Aim
Can you pull out each line of the data below that includes the word "content"?

Entries shown
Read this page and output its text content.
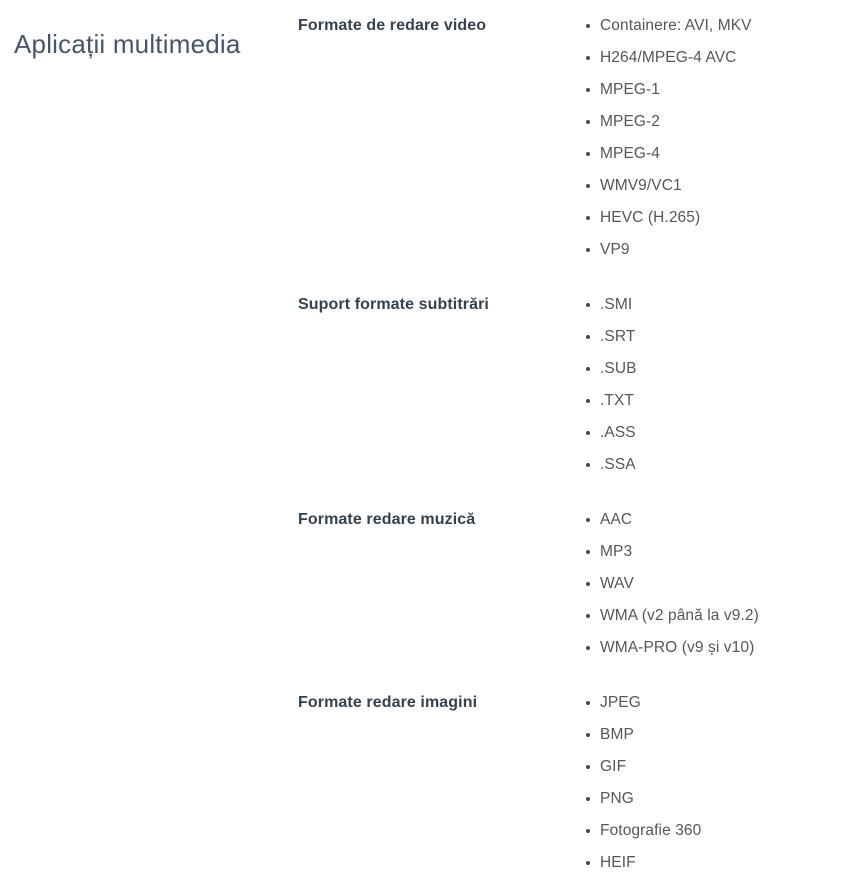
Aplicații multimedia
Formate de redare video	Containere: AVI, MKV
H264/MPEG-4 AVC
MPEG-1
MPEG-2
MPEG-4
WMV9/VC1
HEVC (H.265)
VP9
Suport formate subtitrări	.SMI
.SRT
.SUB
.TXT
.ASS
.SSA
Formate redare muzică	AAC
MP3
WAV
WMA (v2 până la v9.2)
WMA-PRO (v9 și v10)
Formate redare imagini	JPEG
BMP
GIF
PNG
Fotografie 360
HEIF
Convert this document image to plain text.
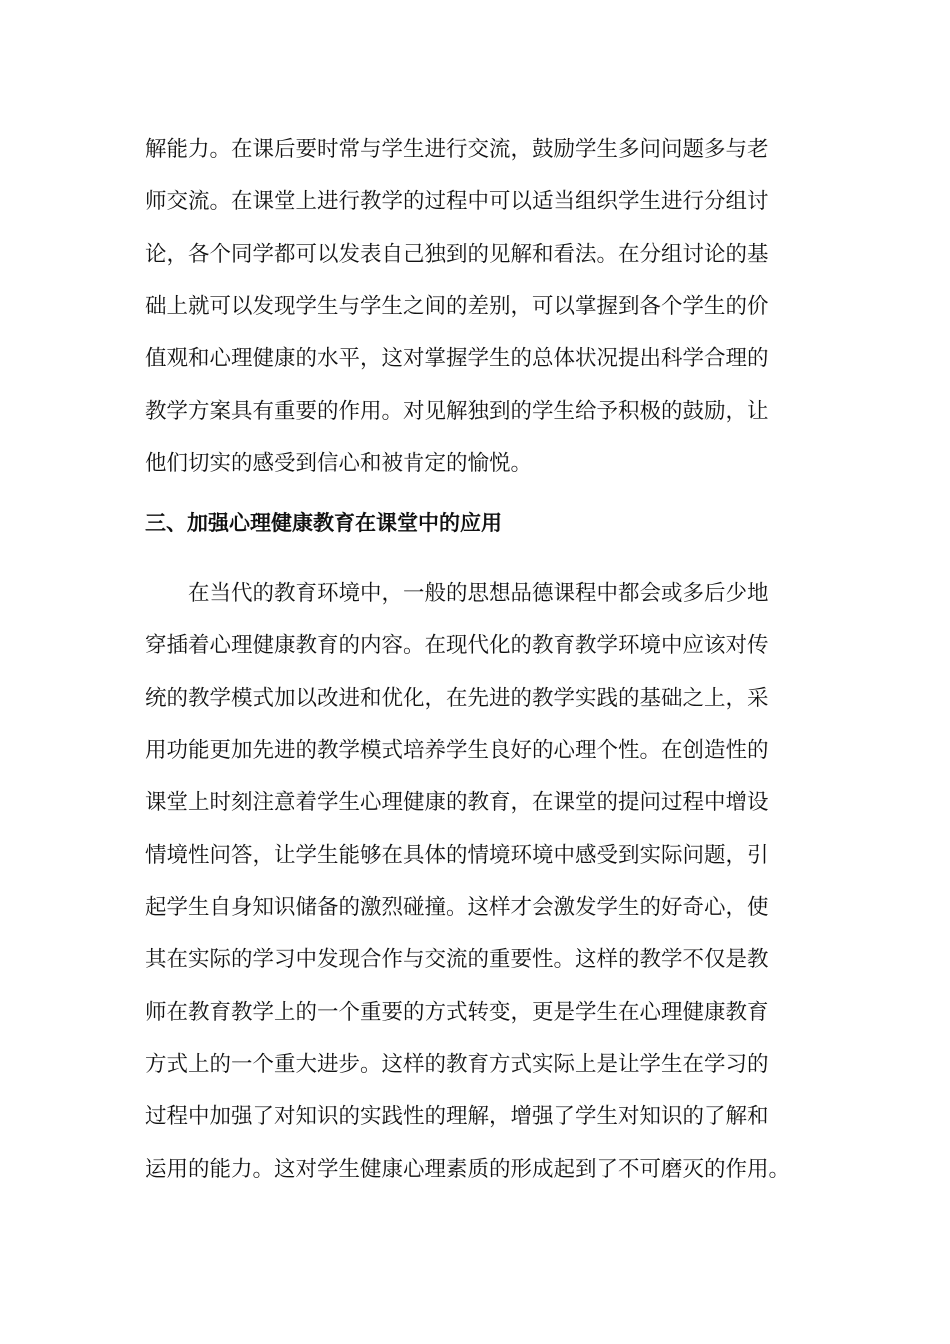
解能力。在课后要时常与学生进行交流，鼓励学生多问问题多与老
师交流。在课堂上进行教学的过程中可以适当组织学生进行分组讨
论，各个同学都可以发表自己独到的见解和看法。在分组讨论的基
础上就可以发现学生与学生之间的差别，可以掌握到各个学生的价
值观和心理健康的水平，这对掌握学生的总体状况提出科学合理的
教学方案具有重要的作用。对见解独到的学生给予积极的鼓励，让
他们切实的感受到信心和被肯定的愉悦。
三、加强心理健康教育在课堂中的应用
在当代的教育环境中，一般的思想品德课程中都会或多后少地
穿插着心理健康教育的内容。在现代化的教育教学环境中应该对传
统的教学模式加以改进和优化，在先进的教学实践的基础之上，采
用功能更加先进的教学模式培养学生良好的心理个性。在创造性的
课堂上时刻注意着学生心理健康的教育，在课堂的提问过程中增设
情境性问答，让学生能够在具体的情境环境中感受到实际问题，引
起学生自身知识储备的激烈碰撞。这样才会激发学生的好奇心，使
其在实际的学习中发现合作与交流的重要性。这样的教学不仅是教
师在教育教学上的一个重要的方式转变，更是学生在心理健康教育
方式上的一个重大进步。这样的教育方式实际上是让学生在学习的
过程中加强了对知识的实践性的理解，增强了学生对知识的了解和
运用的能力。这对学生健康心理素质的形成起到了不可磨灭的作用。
==
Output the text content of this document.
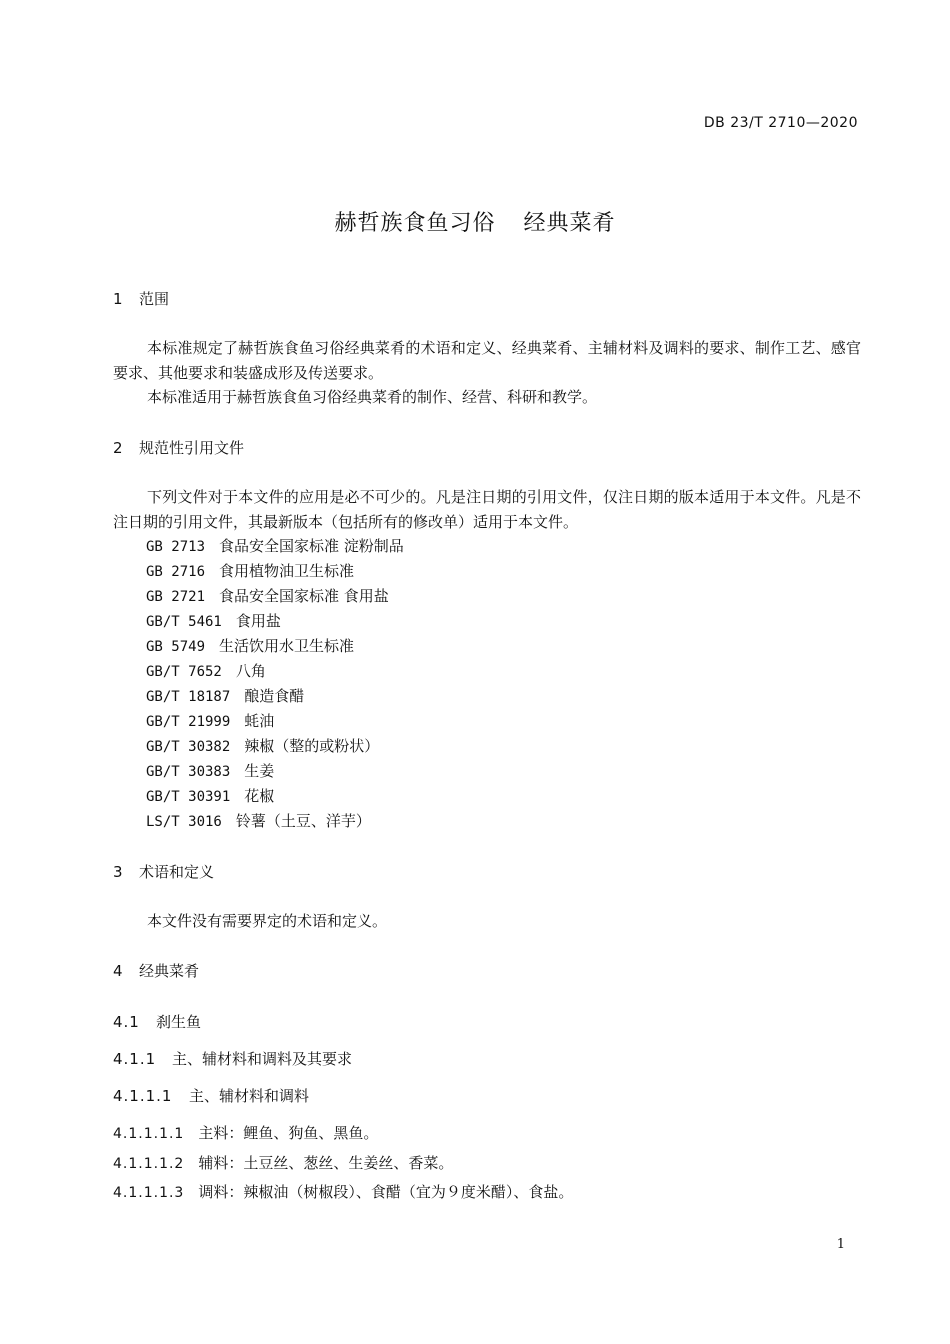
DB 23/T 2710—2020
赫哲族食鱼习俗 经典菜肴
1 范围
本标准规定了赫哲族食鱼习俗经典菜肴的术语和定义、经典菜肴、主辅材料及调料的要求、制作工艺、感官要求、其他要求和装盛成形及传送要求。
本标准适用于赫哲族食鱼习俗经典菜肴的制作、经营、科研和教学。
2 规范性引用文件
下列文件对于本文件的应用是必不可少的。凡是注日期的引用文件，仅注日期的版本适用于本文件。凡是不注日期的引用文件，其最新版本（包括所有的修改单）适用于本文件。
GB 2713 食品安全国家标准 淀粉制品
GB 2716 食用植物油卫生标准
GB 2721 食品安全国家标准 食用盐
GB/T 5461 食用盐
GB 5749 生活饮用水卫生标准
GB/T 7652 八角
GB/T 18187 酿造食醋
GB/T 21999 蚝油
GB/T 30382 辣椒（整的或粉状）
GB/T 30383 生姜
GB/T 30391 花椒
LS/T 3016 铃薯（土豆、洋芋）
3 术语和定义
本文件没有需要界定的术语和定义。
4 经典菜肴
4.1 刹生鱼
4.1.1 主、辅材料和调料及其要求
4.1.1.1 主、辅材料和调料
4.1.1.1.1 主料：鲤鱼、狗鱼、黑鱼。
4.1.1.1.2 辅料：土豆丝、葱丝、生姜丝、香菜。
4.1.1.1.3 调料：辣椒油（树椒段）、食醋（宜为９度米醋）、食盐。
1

Correct response
Read this page and output its text content.
Output the text content of this document.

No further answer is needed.